Take the entries below and reproduce them word for word.

** start RECORDS SUPPLIED **

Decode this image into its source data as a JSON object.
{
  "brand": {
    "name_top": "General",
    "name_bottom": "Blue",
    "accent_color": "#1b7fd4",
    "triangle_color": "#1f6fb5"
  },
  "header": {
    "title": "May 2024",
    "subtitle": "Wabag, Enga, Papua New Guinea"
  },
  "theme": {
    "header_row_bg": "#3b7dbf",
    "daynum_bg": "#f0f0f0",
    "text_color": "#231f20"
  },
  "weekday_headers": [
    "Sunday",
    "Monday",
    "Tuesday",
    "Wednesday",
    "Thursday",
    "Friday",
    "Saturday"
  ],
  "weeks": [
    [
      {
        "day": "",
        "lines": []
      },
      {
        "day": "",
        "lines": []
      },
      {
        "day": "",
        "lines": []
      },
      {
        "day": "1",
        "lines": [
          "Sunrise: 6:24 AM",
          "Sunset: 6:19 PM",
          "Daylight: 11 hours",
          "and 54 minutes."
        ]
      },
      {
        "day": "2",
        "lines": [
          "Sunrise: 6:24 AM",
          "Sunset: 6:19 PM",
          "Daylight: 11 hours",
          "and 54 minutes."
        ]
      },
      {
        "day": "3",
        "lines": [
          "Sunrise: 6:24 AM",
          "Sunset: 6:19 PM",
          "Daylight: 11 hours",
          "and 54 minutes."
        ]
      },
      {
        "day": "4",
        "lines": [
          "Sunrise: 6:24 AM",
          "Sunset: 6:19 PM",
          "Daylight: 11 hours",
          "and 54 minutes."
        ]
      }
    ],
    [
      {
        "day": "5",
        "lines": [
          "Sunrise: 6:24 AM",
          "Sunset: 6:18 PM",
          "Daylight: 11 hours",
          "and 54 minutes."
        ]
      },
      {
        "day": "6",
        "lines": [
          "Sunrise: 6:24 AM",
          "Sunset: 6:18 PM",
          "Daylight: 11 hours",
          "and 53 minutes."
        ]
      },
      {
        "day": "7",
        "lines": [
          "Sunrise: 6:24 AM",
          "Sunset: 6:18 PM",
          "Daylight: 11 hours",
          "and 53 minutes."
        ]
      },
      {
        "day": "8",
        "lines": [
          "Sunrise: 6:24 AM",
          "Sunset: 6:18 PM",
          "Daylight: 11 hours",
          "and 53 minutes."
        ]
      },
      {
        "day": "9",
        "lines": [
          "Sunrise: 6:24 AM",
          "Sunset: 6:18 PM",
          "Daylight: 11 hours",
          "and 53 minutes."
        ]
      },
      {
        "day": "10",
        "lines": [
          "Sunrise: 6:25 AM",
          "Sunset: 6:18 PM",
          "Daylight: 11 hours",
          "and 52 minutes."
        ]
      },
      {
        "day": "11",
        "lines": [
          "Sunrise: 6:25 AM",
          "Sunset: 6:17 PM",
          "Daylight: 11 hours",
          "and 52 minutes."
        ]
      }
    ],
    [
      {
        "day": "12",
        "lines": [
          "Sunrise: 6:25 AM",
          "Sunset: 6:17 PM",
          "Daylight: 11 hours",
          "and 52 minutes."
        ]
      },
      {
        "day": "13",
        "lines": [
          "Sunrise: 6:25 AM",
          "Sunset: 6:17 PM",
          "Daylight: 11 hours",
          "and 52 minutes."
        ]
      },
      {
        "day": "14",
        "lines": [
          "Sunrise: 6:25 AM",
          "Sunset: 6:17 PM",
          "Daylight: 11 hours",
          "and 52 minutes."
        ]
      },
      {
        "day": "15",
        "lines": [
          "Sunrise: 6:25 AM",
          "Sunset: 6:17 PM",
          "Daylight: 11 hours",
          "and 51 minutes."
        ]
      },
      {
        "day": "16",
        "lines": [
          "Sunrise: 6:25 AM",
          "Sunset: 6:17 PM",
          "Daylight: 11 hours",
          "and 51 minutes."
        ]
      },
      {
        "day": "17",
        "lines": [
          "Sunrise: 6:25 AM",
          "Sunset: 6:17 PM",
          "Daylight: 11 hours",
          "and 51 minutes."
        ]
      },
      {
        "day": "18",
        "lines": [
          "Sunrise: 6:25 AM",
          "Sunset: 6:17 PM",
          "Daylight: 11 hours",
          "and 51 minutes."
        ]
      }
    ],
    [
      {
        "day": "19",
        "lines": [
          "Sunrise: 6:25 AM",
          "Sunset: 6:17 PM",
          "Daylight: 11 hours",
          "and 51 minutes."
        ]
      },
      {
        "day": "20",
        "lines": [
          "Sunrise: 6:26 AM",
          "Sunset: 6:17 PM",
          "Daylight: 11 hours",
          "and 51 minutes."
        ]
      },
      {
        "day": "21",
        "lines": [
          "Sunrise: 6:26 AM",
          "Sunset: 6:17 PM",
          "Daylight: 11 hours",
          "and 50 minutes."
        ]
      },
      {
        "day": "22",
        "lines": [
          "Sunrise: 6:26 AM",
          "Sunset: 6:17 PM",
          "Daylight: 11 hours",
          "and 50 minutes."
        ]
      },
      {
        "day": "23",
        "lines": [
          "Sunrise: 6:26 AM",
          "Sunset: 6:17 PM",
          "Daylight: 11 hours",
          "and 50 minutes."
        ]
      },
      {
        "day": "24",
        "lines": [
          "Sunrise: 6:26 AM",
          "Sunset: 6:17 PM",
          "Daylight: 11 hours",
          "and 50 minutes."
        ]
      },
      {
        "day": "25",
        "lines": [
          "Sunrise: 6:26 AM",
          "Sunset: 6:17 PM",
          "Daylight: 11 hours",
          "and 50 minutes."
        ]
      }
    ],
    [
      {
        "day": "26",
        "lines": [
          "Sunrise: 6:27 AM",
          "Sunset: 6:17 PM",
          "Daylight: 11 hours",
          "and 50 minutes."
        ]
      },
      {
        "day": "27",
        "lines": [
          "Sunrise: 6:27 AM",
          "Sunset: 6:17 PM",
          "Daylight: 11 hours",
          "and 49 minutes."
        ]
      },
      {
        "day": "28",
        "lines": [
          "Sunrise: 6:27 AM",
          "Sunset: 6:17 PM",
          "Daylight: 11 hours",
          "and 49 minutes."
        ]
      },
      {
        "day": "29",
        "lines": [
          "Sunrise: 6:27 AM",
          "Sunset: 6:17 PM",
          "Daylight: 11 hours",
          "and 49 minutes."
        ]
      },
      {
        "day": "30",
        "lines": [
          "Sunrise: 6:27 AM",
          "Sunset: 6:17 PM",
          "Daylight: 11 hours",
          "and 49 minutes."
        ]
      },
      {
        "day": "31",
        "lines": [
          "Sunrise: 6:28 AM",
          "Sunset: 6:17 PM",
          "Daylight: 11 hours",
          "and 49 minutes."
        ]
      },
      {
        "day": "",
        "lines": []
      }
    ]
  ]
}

** end RECORDS SUPPLIED **

- _SOLUTION TO THE PROBLEM_:
Decode this image into its source data as a JSON object.
{
  "brand": {
    "name_top": "General",
    "name_bottom": "Blue",
    "accent_color": "#1b7fd4",
    "triangle_color": "#1f6fb5"
  },
  "header": {
    "title": "May 2024",
    "subtitle": "Wabag, Enga, Papua New Guinea"
  },
  "theme": {
    "header_row_bg": "#3b7dbf",
    "daynum_bg": "#f0f0f0",
    "text_color": "#231f20"
  },
  "weekday_headers": [
    "Sunday",
    "Monday",
    "Tuesday",
    "Wednesday",
    "Thursday",
    "Friday",
    "Saturday"
  ],
  "weeks": [
    [
      {
        "day": "",
        "lines": []
      },
      {
        "day": "",
        "lines": []
      },
      {
        "day": "",
        "lines": []
      },
      {
        "day": "1",
        "lines": [
          "Sunrise: 6:24 AM",
          "Sunset: 6:19 PM",
          "Daylight: 11 hours",
          "and 54 minutes."
        ]
      },
      {
        "day": "2",
        "lines": [
          "Sunrise: 6:24 AM",
          "Sunset: 6:19 PM",
          "Daylight: 11 hours",
          "and 54 minutes."
        ]
      },
      {
        "day": "3",
        "lines": [
          "Sunrise: 6:24 AM",
          "Sunset: 6:19 PM",
          "Daylight: 11 hours",
          "and 54 minutes."
        ]
      },
      {
        "day": "4",
        "lines": [
          "Sunrise: 6:24 AM",
          "Sunset: 6:19 PM",
          "Daylight: 11 hours",
          "and 54 minutes."
        ]
      }
    ],
    [
      {
        "day": "5",
        "lines": [
          "Sunrise: 6:24 AM",
          "Sunset: 6:18 PM",
          "Daylight: 11 hours",
          "and 54 minutes."
        ]
      },
      {
        "day": "6",
        "lines": [
          "Sunrise: 6:24 AM",
          "Sunset: 6:18 PM",
          "Daylight: 11 hours",
          "and 53 minutes."
        ]
      },
      {
        "day": "7",
        "lines": [
          "Sunrise: 6:24 AM",
          "Sunset: 6:18 PM",
          "Daylight: 11 hours",
          "and 53 minutes."
        ]
      },
      {
        "day": "8",
        "lines": [
          "Sunrise: 6:24 AM",
          "Sunset: 6:18 PM",
          "Daylight: 11 hours",
          "and 53 minutes."
        ]
      },
      {
        "day": "9",
        "lines": [
          "Sunrise: 6:24 AM",
          "Sunset: 6:18 PM",
          "Daylight: 11 hours",
          "and 53 minutes."
        ]
      },
      {
        "day": "10",
        "lines": [
          "Sunrise: 6:25 AM",
          "Sunset: 6:18 PM",
          "Daylight: 11 hours",
          "and 52 minutes."
        ]
      },
      {
        "day": "11",
        "lines": [
          "Sunrise: 6:25 AM",
          "Sunset: 6:17 PM",
          "Daylight: 11 hours",
          "and 52 minutes."
        ]
      }
    ],
    [
      {
        "day": "12",
        "lines": [
          "Sunrise: 6:25 AM",
          "Sunset: 6:17 PM",
          "Daylight: 11 hours",
          "and 52 minutes."
        ]
      },
      {
        "day": "13",
        "lines": [
          "Sunrise: 6:25 AM",
          "Sunset: 6:17 PM",
          "Daylight: 11 hours",
          "and 52 minutes."
        ]
      },
      {
        "day": "14",
        "lines": [
          "Sunrise: 6:25 AM",
          "Sunset: 6:17 PM",
          "Daylight: 11 hours",
          "and 52 minutes."
        ]
      },
      {
        "day": "15",
        "lines": [
          "Sunrise: 6:25 AM",
          "Sunset: 6:17 PM",
          "Daylight: 11 hours",
          "and 51 minutes."
        ]
      },
      {
        "day": "16",
        "lines": [
          "Sunrise: 6:25 AM",
          "Sunset: 6:17 PM",
          "Daylight: 11 hours",
          "and 51 minutes."
        ]
      },
      {
        "day": "17",
        "lines": [
          "Sunrise: 6:25 AM",
          "Sunset: 6:17 PM",
          "Daylight: 11 hours",
          "and 51 minutes."
        ]
      },
      {
        "day": "18",
        "lines": [
          "Sunrise: 6:25 AM",
          "Sunset: 6:17 PM",
          "Daylight: 11 hours",
          "and 51 minutes."
        ]
      }
    ],
    [
      {
        "day": "19",
        "lines": [
          "Sunrise: 6:25 AM",
          "Sunset: 6:17 PM",
          "Daylight: 11 hours",
          "and 51 minutes."
        ]
      },
      {
        "day": "20",
        "lines": [
          "Sunrise: 6:26 AM",
          "Sunset: 6:17 PM",
          "Daylight: 11 hours",
          "and 51 minutes."
        ]
      },
      {
        "day": "21",
        "lines": [
          "Sunrise: 6:26 AM",
          "Sunset: 6:17 PM",
          "Daylight: 11 hours",
          "and 50 minutes."
        ]
      },
      {
        "day": "22",
        "lines": [
          "Sunrise: 6:26 AM",
          "Sunset: 6:17 PM",
          "Daylight: 11 hours",
          "and 50 minutes."
        ]
      },
      {
        "day": "23",
        "lines": [
          "Sunrise: 6:26 AM",
          "Sunset: 6:17 PM",
          "Daylight: 11 hours",
          "and 50 minutes."
        ]
      },
      {
        "day": "24",
        "lines": [
          "Sunrise: 6:26 AM",
          "Sunset: 6:17 PM",
          "Daylight: 11 hours",
          "and 50 minutes."
        ]
      },
      {
        "day": "25",
        "lines": [
          "Sunrise: 6:26 AM",
          "Sunset: 6:17 PM",
          "Daylight: 11 hours",
          "and 50 minutes."
        ]
      }
    ],
    [
      {
        "day": "26",
        "lines": [
          "Sunrise: 6:27 AM",
          "Sunset: 6:17 PM",
          "Daylight: 11 hours",
          "and 50 minutes."
        ]
      },
      {
        "day": "27",
        "lines": [
          "Sunrise: 6:27 AM",
          "Sunset: 6:17 PM",
          "Daylight: 11 hours",
          "and 49 minutes."
        ]
      },
      {
        "day": "28",
        "lines": [
          "Sunrise: 6:27 AM",
          "Sunset: 6:17 PM",
          "Daylight: 11 hours",
          "and 49 minutes."
        ]
      },
      {
        "day": "29",
        "lines": [
          "Sunrise: 6:27 AM",
          "Sunset: 6:17 PM",
          "Daylight: 11 hours",
          "and 49 minutes."
        ]
      },
      {
        "day": "30",
        "lines": [
          "Sunrise: 6:27 AM",
          "Sunset: 6:17 PM",
          "Daylight: 11 hours",
          "and 49 minutes."
        ]
      },
      {
        "day": "31",
        "lines": [
          "Sunrise: 6:28 AM",
          "Sunset: 6:17 PM",
          "Daylight: 11 hours",
          "and 49 minutes."
        ]
      },
      {
        "day": "",
        "lines": []
      }
    ]
  ]
}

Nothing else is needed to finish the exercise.